Pick out and copy every line below that has the word "ymax".

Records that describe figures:
^^^^^^^^^^^^^^^^
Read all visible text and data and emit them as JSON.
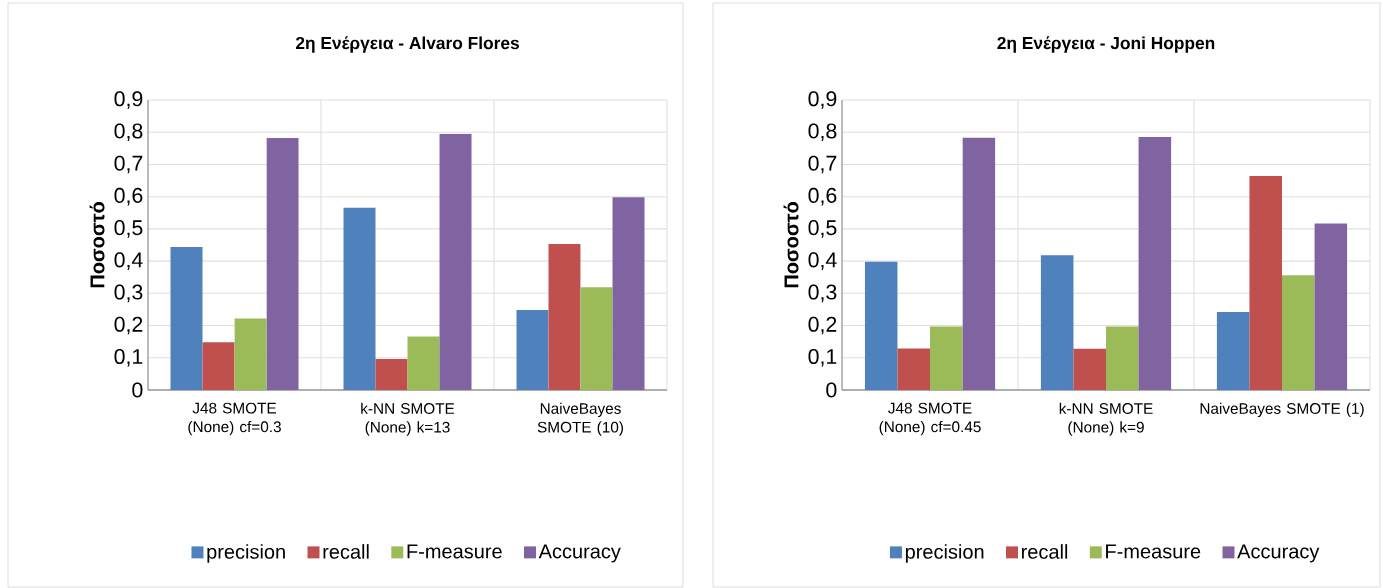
{
  "chart_data": [
    {
      "type": "bar",
      "title": "2η Ενέργεια - Alvaro Flores",
      "ylabel": "Ποσοστό",
      "categories": [
        "J48 SMOTE (None) cf=0.3",
        "k-NN SMOTE (None)  k=13",
        "NaiveBayes SMOTE (10)"
      ],
      "series": [
        {
          "name": "precision",
          "color": "#4f81bd",
          "values": [
            0.444,
            0.566,
            0.248
          ]
        },
        {
          "name": "recall",
          "color": "#c0504d",
          "values": [
            0.148,
            0.096,
            0.453
          ]
        },
        {
          "name": "F-measure",
          "color": "#9bbb59",
          "values": [
            0.222,
            0.166,
            0.319
          ]
        },
        {
          "name": "Accuracy",
          "color": "#8064a2",
          "values": [
            0.782,
            0.795,
            0.598
          ]
        }
      ],
      "ylim": [
        0,
        0.9
      ],
      "yticks": [
        0,
        {
          "value": 0.1,
          "label": "0,1"
        },
        {
          "value": 0.2,
          "label": "0,2"
        },
        {
          "value": 0.3,
          "label": "0,3"
        },
        {
          "value": 0.4,
          "label": "0,4"
        },
        {
          "value": 0.5,
          "label": "0,5"
        },
        {
          "value": 0.6,
          "label": "0,6"
        },
        {
          "value": 0.7,
          "label": "0,7"
        },
        {
          "value": 0.8,
          "label": "0,8"
        },
        {
          "value": 0.9,
          "label": "0,9"
        }
      ],
      "grid": true,
      "legend": "bottom"
    },
    {
      "type": "bar",
      "title": "2η Ενέργεια - Joni Hoppen",
      "ylabel": "Ποσοστό",
      "categories": [
        "J48 SMOTE (None) cf=0.45",
        "k-NN SMOTE (None)  k=9",
        "NaiveBayes SMOTE (1)"
      ],
      "series": [
        {
          "name": "precision",
          "color": "#4f81bd",
          "values": [
            0.398,
            0.418,
            0.242
          ]
        },
        {
          "name": "recall",
          "color": "#c0504d",
          "values": [
            0.129,
            0.128,
            0.664
          ]
        },
        {
          "name": "F-measure",
          "color": "#9bbb59",
          "values": [
            0.197,
            0.197,
            0.356
          ]
        },
        {
          "name": "Accuracy",
          "color": "#8064a2",
          "values": [
            0.783,
            0.785,
            0.517
          ]
        }
      ],
      "ylim": [
        0,
        0.9
      ],
      "yticks": [
        0,
        {
          "value": 0.1,
          "label": "0,1"
        },
        {
          "value": 0.2,
          "label": "0,2"
        },
        {
          "value": 0.3,
          "label": "0,3"
        },
        {
          "value": 0.4,
          "label": "0,4"
        },
        {
          "value": 0.5,
          "label": "0,5"
        },
        {
          "value": 0.6,
          "label": "0,6"
        },
        {
          "value": 0.7,
          "label": "0,7"
        },
        {
          "value": 0.8,
          "label": "0,8"
        },
        {
          "value": 0.9,
          "label": "0,9"
        }
      ],
      "grid": true,
      "legend": "bottom"
    }
  ]
}
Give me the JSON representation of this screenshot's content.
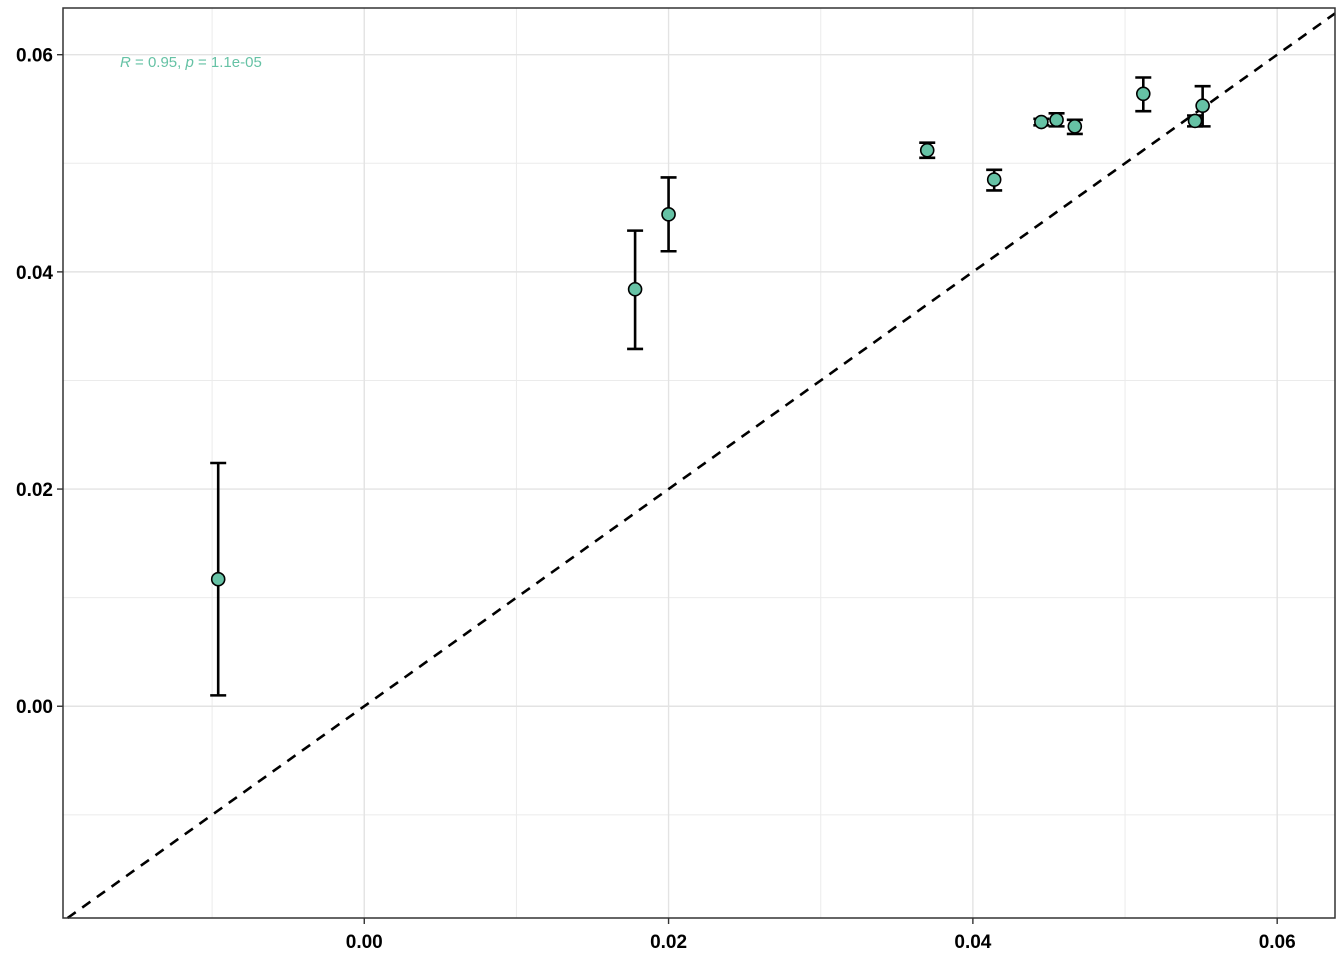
{
  "chart_data": {
    "type": "scatter",
    "title": "",
    "xlabel": "",
    "ylabel": "",
    "xlim": [
      -0.0198,
      0.0638
    ],
    "ylim": [
      -0.0195,
      0.0643
    ],
    "x_ticks": [
      0.0,
      0.02,
      0.04,
      0.06
    ],
    "x_tick_labels": [
      "0.00",
      "0.02",
      "0.04",
      "0.06"
    ],
    "y_ticks": [
      0.0,
      0.02,
      0.04,
      0.06
    ],
    "y_tick_labels": [
      "0.00",
      "0.02",
      "0.04",
      "0.06"
    ],
    "x_minor_grid": [
      -0.01,
      0.01,
      0.03,
      0.05
    ],
    "y_minor_grid": [
      -0.01,
      0.01,
      0.03,
      0.05
    ],
    "grid": true,
    "reference_line": {
      "slope": 1,
      "intercept": 0,
      "style": "dashed"
    },
    "point_color": "#66c2a5",
    "point_edge_color": "#000000",
    "annotation": {
      "r_symbol": "R",
      "r_rest": " = 0.95, ",
      "p_symbol": "p",
      "p_rest": " = 1.1e-05",
      "color": "#66c2a5"
    },
    "points": [
      {
        "x": -0.0096,
        "y": 0.0117,
        "ymin": 0.001,
        "ymax": 0.0224
      },
      {
        "x": 0.0178,
        "y": 0.0384,
        "ymin": 0.0329,
        "ymax": 0.0438
      },
      {
        "x": 0.02,
        "y": 0.0453,
        "ymin": 0.0419,
        "ymax": 0.0487
      },
      {
        "x": 0.037,
        "y": 0.0512,
        "ymin": 0.0505,
        "ymax": 0.0519
      },
      {
        "x": 0.0414,
        "y": 0.0485,
        "ymin": 0.0475,
        "ymax": 0.0494
      },
      {
        "x": 0.0445,
        "y": 0.0538,
        "ymin": 0.0535,
        "ymax": 0.0541
      },
      {
        "x": 0.0455,
        "y": 0.054,
        "ymin": 0.0534,
        "ymax": 0.0546
      },
      {
        "x": 0.0467,
        "y": 0.0534,
        "ymin": 0.0527,
        "ymax": 0.054
      },
      {
        "x": 0.0512,
        "y": 0.0564,
        "ymin": 0.0548,
        "ymax": 0.0579
      },
      {
        "x": 0.0546,
        "y": 0.0539,
        "ymin": 0.0534,
        "ymax": 0.0544
      },
      {
        "x": 0.0551,
        "y": 0.0553,
        "ymin": 0.0534,
        "ymax": 0.0571
      }
    ]
  }
}
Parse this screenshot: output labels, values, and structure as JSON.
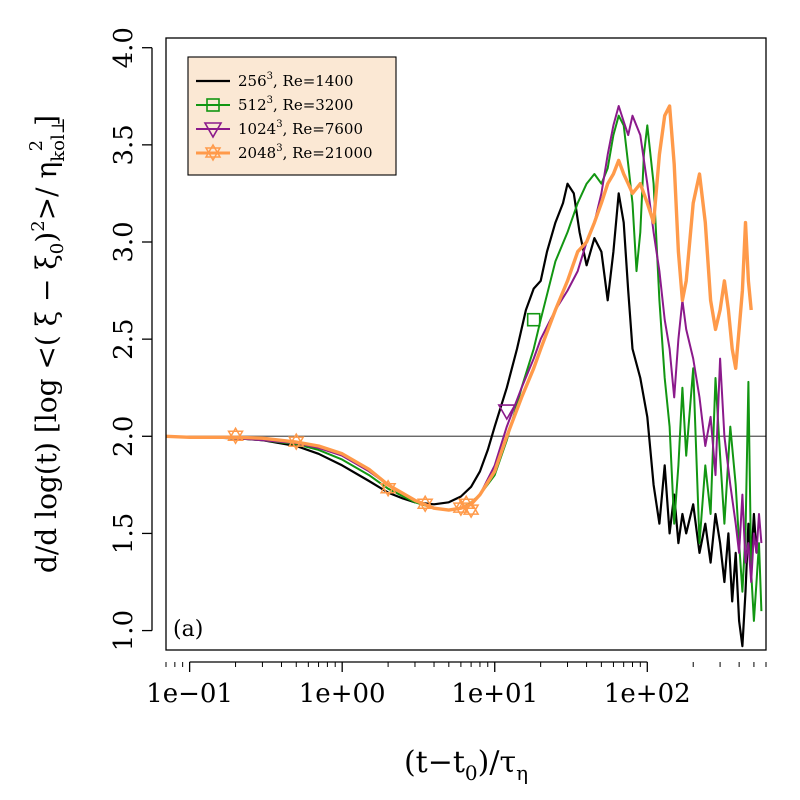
{
  "chart_data": {
    "type": "line",
    "panel_label": "(a)",
    "xlabel": "(t−t",
    "xlabel_sub": "0",
    "xlabel_end": ")/τ",
    "xlabel_sub2": "η",
    "ylabel": "d/d log(t) [log <( ξ − ξ",
    "ylabel_sub": "0",
    "ylabel_mid": ")",
    "ylabel_sup": "2",
    "ylabel_mid2": ">/ η",
    "ylabel_sub2": "kol⊥",
    "ylabel_sup2": "2",
    "ylabel_end": "]",
    "x_scale": "log",
    "xlim": [
      0.07,
      600
    ],
    "ylim": [
      0.9,
      4.05
    ],
    "x_ticks": [
      {
        "value": 0.1,
        "label": "1e−01"
      },
      {
        "value": 1,
        "label": "1e+00"
      },
      {
        "value": 10,
        "label": "1e+01"
      },
      {
        "value": 100,
        "label": "1e+02"
      }
    ],
    "y_ticks": [
      {
        "value": 1.0,
        "label": "1.0"
      },
      {
        "value": 1.5,
        "label": "1.5"
      },
      {
        "value": 2.0,
        "label": "2.0"
      },
      {
        "value": 2.5,
        "label": "2.5"
      },
      {
        "value": 3.0,
        "label": "3.0"
      },
      {
        "value": 3.5,
        "label": "3.5"
      },
      {
        "value": 4.0,
        "label": "4.0"
      }
    ],
    "reference_line_y": 2.0,
    "legend_position": "top-left",
    "legend_bg": "#fbe8d4",
    "series": [
      {
        "name_main": "256",
        "name_sup": "3",
        "name_rest": ", Re=1400",
        "color": "#000000",
        "width": 2.2,
        "marker": "none",
        "points": [
          [
            0.07,
            2.0
          ],
          [
            0.1,
            1.995
          ],
          [
            0.2,
            1.99
          ],
          [
            0.3,
            1.98
          ],
          [
            0.5,
            1.95
          ],
          [
            0.7,
            1.91
          ],
          [
            1,
            1.85
          ],
          [
            1.5,
            1.77
          ],
          [
            2,
            1.71
          ],
          [
            2.5,
            1.68
          ],
          [
            3,
            1.66
          ],
          [
            4,
            1.65
          ],
          [
            5,
            1.66
          ],
          [
            6,
            1.69
          ],
          [
            7,
            1.74
          ],
          [
            8,
            1.82
          ],
          [
            9,
            1.93
          ],
          [
            10,
            2.05
          ],
          [
            12,
            2.25
          ],
          [
            14,
            2.45
          ],
          [
            16,
            2.65
          ],
          [
            18,
            2.76
          ],
          [
            20,
            2.8
          ],
          [
            22,
            2.95
          ],
          [
            25,
            3.1
          ],
          [
            28,
            3.2
          ],
          [
            30,
            3.3
          ],
          [
            33,
            3.25
          ],
          [
            36,
            3.05
          ],
          [
            40,
            2.88
          ],
          [
            45,
            3.02
          ],
          [
            50,
            2.95
          ],
          [
            55,
            2.7
          ],
          [
            60,
            2.95
          ],
          [
            65,
            3.25
          ],
          [
            70,
            3.1
          ],
          [
            75,
            2.75
          ],
          [
            80,
            2.45
          ],
          [
            90,
            2.3
          ],
          [
            100,
            2.1
          ],
          [
            110,
            1.75
          ],
          [
            120,
            1.55
          ],
          [
            130,
            1.85
          ],
          [
            140,
            1.5
          ],
          [
            150,
            1.7
          ],
          [
            160,
            1.45
          ],
          [
            170,
            1.6
          ],
          [
            180,
            1.5
          ],
          [
            200,
            1.65
          ],
          [
            220,
            1.4
          ],
          [
            240,
            1.55
          ],
          [
            260,
            1.35
          ],
          [
            280,
            1.6
          ],
          [
            300,
            1.45
          ],
          [
            320,
            1.25
          ],
          [
            340,
            1.5
          ],
          [
            360,
            1.15
          ],
          [
            380,
            1.4
          ],
          [
            400,
            1.05
          ],
          [
            420,
            0.92
          ],
          [
            440,
            1.2
          ],
          [
            460,
            1.55
          ],
          [
            480,
            1.35
          ],
          [
            500,
            1.6
          ],
          [
            520,
            1.4
          ]
        ]
      },
      {
        "name_main": "512",
        "name_sup": "3",
        "name_rest": ", Re=3200",
        "color": "#129612",
        "width": 2.0,
        "marker": "square",
        "marker_points": [
          [
            18,
            2.6
          ]
        ],
        "points": [
          [
            0.07,
            2.0
          ],
          [
            0.1,
            1.995
          ],
          [
            0.2,
            1.99
          ],
          [
            0.3,
            1.98
          ],
          [
            0.5,
            1.96
          ],
          [
            0.7,
            1.93
          ],
          [
            1,
            1.88
          ],
          [
            1.5,
            1.8
          ],
          [
            2,
            1.73
          ],
          [
            3,
            1.66
          ],
          [
            4,
            1.63
          ],
          [
            5,
            1.62
          ],
          [
            6,
            1.63
          ],
          [
            7,
            1.66
          ],
          [
            8,
            1.7
          ],
          [
            10,
            1.8
          ],
          [
            12,
            1.98
          ],
          [
            15,
            2.25
          ],
          [
            18,
            2.45
          ],
          [
            20,
            2.6
          ],
          [
            25,
            2.9
          ],
          [
            30,
            3.05
          ],
          [
            35,
            3.2
          ],
          [
            40,
            3.3
          ],
          [
            45,
            3.35
          ],
          [
            50,
            3.3
          ],
          [
            55,
            3.38
          ],
          [
            60,
            3.55
          ],
          [
            65,
            3.65
          ],
          [
            70,
            3.6
          ],
          [
            75,
            3.4
          ],
          [
            80,
            3.2
          ],
          [
            85,
            2.85
          ],
          [
            90,
            3.05
          ],
          [
            95,
            3.45
          ],
          [
            100,
            3.6
          ],
          [
            110,
            3.3
          ],
          [
            120,
            2.7
          ],
          [
            130,
            2.3
          ],
          [
            140,
            2.05
          ],
          [
            150,
            1.55
          ],
          [
            160,
            1.85
          ],
          [
            170,
            2.25
          ],
          [
            180,
            1.9
          ],
          [
            200,
            2.35
          ],
          [
            220,
            1.45
          ],
          [
            240,
            1.85
          ],
          [
            260,
            1.6
          ],
          [
            280,
            2.3
          ],
          [
            300,
            1.9
          ],
          [
            320,
            1.55
          ],
          [
            350,
            2.05
          ],
          [
            380,
            1.75
          ],
          [
            400,
            1.45
          ],
          [
            420,
            1.2
          ],
          [
            440,
            1.5
          ],
          [
            460,
            2.28
          ],
          [
            480,
            1.3
          ],
          [
            500,
            1.05
          ],
          [
            520,
            1.25
          ],
          [
            540,
            1.45
          ],
          [
            560,
            1.1
          ]
        ]
      },
      {
        "name_main": "1024",
        "name_sup": "3",
        "name_rest": ", Re=7600",
        "color": "#8b1a8b",
        "width": 2.0,
        "marker": "triangle-down",
        "marker_points": [
          [
            12,
            2.13
          ]
        ],
        "points": [
          [
            0.07,
            2.0
          ],
          [
            0.1,
            1.995
          ],
          [
            0.2,
            1.99
          ],
          [
            0.3,
            1.98
          ],
          [
            0.5,
            1.965
          ],
          [
            0.7,
            1.94
          ],
          [
            1,
            1.9
          ],
          [
            1.5,
            1.82
          ],
          [
            2,
            1.75
          ],
          [
            3,
            1.67
          ],
          [
            4,
            1.63
          ],
          [
            5,
            1.62
          ],
          [
            6,
            1.63
          ],
          [
            7,
            1.65
          ],
          [
            8,
            1.7
          ],
          [
            10,
            1.85
          ],
          [
            12,
            2.05
          ],
          [
            15,
            2.25
          ],
          [
            18,
            2.4
          ],
          [
            20,
            2.5
          ],
          [
            25,
            2.65
          ],
          [
            30,
            2.75
          ],
          [
            35,
            2.85
          ],
          [
            40,
            3.0
          ],
          [
            45,
            3.1
          ],
          [
            50,
            3.25
          ],
          [
            55,
            3.45
          ],
          [
            60,
            3.6
          ],
          [
            65,
            3.7
          ],
          [
            70,
            3.62
          ],
          [
            75,
            3.55
          ],
          [
            80,
            3.65
          ],
          [
            90,
            3.55
          ],
          [
            100,
            3.3
          ],
          [
            110,
            3.05
          ],
          [
            120,
            2.85
          ],
          [
            130,
            2.6
          ],
          [
            140,
            2.45
          ],
          [
            150,
            2.2
          ],
          [
            160,
            2.5
          ],
          [
            170,
            2.7
          ],
          [
            180,
            2.55
          ],
          [
            200,
            2.4
          ],
          [
            220,
            2.2
          ],
          [
            240,
            1.95
          ],
          [
            260,
            2.1
          ],
          [
            280,
            1.8
          ],
          [
            300,
            2.4
          ],
          [
            320,
            2.0
          ],
          [
            350,
            1.75
          ],
          [
            380,
            1.55
          ],
          [
            400,
            1.4
          ],
          [
            420,
            1.7
          ],
          [
            440,
            1.35
          ],
          [
            460,
            1.45
          ],
          [
            480,
            1.25
          ],
          [
            500,
            1.5
          ],
          [
            520,
            1.4
          ],
          [
            540,
            1.6
          ],
          [
            560,
            1.45
          ]
        ]
      },
      {
        "name_main": "2048",
        "name_sup": "3",
        "name_rest": ", Re=21000",
        "color": "#ff9a4a",
        "width": 3.4,
        "marker": "star",
        "marker_points": [
          [
            0.2,
            2.0
          ],
          [
            0.5,
            1.97
          ],
          [
            2,
            1.73
          ],
          [
            3.5,
            1.65
          ],
          [
            6,
            1.63
          ],
          [
            6.5,
            1.65
          ],
          [
            7,
            1.62
          ]
        ],
        "points": [
          [
            0.07,
            2.0
          ],
          [
            0.1,
            1.995
          ],
          [
            0.2,
            1.995
          ],
          [
            0.3,
            1.99
          ],
          [
            0.5,
            1.97
          ],
          [
            0.7,
            1.95
          ],
          [
            1,
            1.91
          ],
          [
            1.5,
            1.83
          ],
          [
            2,
            1.75
          ],
          [
            3,
            1.67
          ],
          [
            4,
            1.63
          ],
          [
            5,
            1.62
          ],
          [
            6,
            1.63
          ],
          [
            7,
            1.65
          ],
          [
            8,
            1.7
          ],
          [
            10,
            1.82
          ],
          [
            12,
            2.0
          ],
          [
            15,
            2.2
          ],
          [
            18,
            2.35
          ],
          [
            20,
            2.45
          ],
          [
            25,
            2.65
          ],
          [
            30,
            2.8
          ],
          [
            35,
            2.95
          ],
          [
            40,
            3.0
          ],
          [
            45,
            3.1
          ],
          [
            50,
            3.2
          ],
          [
            55,
            3.3
          ],
          [
            60,
            3.35
          ],
          [
            65,
            3.42
          ],
          [
            70,
            3.35
          ],
          [
            75,
            3.3
          ],
          [
            80,
            3.25
          ],
          [
            90,
            3.3
          ],
          [
            100,
            3.2
          ],
          [
            110,
            3.1
          ],
          [
            120,
            3.45
          ],
          [
            130,
            3.65
          ],
          [
            140,
            3.7
          ],
          [
            150,
            3.4
          ],
          [
            160,
            2.95
          ],
          [
            170,
            2.7
          ],
          [
            180,
            2.8
          ],
          [
            200,
            3.2
          ],
          [
            220,
            3.35
          ],
          [
            240,
            3.1
          ],
          [
            260,
            2.7
          ],
          [
            280,
            2.55
          ],
          [
            300,
            2.65
          ],
          [
            320,
            2.8
          ],
          [
            340,
            2.65
          ],
          [
            360,
            2.45
          ],
          [
            380,
            2.35
          ],
          [
            400,
            2.55
          ],
          [
            420,
            2.75
          ],
          [
            440,
            3.1
          ],
          [
            460,
            2.8
          ],
          [
            480,
            2.65
          ]
        ]
      }
    ]
  }
}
^^^^^^^^^^^^^^^^
Complete response:
        "ymax": 0.0224
        "ymax": 0.0438
        "ymax": 0.0487
        "ymax": 0.0519
        "ymax": 0.0494
        "ymax": 0.0541
        "ymax": 0.0546
        "ymax": 0.054
        "ymax": 0.0579
        "ymax": 0.0544
        "ymax": 0.0571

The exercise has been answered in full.